Texto para análise:
►

Segundo dados da Pnad Contínua (Pesquisa Nacional por Amostra de Domicílios Contínua) divulgados recentemente pelo IBGE, o Brasil tinha, em 2023, cerca de 64 milhões de pessoas morando em domicílios classificados com algum grau de insegurança alimentar. Esse enorme contingente vivia em 21,6 milhões de domicílios, os quais correspondiam a 27,6% do total de habitações do país à época.

Trata-se –e esse é o prato meio cheio– de uma redução significativa frente ao levantamento anterior, relativo ao período 2017-2018, quando a insegurança alimentar atingiu a indecente proporção de 36,7% dos domicílios do país.

Por outro lado, o prato meio vazio é o fato de que não apenas quase 3 em cada 10 moradias brasileiras enfrentam algum grau de insegurança alimentar como ainda nos encontramos numa situação pior do que há uma década, quando esse índice era de 22,6%.

O conceito de insegurança alimentar utilizado pelo IBGE divide-se em três níveis e considera tanto a quantidade como a qualidade da comida que é posta na mesa. O primeiro nível, denominado leve, refere-se à preocupação ou à incerteza quanto ao acesso aos alimentos no futuro. Nessa condição, a qualidade da alimentação pode ser afetada para não comprometer a quantidade. A moderada, por sua vez, alude a modificações nos padrões habituais da alimentação entre os adultos de um domicílio concomitante à restrição na quantidade de comida.

◄

Registros de dados:
►

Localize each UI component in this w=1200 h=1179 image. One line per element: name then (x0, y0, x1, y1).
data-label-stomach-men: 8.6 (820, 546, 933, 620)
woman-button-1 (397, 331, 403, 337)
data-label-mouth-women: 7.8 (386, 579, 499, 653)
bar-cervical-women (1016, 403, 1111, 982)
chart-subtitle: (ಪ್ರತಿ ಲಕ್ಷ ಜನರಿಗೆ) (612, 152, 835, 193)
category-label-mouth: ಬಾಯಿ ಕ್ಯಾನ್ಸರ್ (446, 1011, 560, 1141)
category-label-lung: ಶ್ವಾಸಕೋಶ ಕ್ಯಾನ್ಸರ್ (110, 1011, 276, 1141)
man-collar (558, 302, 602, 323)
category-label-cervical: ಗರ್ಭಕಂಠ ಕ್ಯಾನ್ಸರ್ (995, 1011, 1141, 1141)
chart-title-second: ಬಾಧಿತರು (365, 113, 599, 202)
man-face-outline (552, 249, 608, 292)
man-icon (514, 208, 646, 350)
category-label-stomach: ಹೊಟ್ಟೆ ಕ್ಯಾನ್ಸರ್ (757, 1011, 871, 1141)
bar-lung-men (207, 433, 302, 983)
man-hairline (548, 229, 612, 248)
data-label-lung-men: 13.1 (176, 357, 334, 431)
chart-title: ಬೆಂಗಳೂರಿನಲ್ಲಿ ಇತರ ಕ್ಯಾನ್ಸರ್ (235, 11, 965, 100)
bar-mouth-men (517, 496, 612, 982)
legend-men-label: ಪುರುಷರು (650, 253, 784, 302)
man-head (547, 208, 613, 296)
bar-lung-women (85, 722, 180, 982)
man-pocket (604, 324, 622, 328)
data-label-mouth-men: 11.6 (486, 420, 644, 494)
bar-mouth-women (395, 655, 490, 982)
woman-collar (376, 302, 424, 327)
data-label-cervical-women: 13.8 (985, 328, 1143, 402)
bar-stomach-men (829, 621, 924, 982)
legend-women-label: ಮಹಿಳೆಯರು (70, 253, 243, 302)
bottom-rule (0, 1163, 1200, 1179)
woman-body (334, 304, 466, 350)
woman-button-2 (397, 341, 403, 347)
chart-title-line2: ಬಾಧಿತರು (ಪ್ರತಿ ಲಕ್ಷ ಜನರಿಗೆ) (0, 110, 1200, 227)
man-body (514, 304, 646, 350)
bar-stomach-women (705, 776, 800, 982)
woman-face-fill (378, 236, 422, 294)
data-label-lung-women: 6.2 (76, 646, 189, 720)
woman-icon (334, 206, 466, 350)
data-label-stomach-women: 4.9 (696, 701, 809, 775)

◄

Tarefa: Transcreva, do texto sobre insegurança alimentar, o trecho que começa com "Segundo dados da" e segue até "domicílios do país.", inclusive.

Resolução do exercício:
Segundo dados da Pnad Contínua (Pesquisa Nacional por Amostra de Domicílios Contínua) divulgados recentemente pelo IBGE, o Brasil tinha, em 2023, cerca de 64 milhões de pessoas morando em domicílios classificados com algum grau de insegurança alimentar. Esse enorme contingente vivia em 21,6 milhões de domicílios, os quais correspondiam a 27,6% do total de habitações do país à época.

Trata-se –e esse é o prato meio cheio– de uma redução significativa frente ao levantamento anterior, relativo ao período 2017-2018, quando a insegurança alimentar atingiu a indecente proporção de 36,7% dos domicílios do país.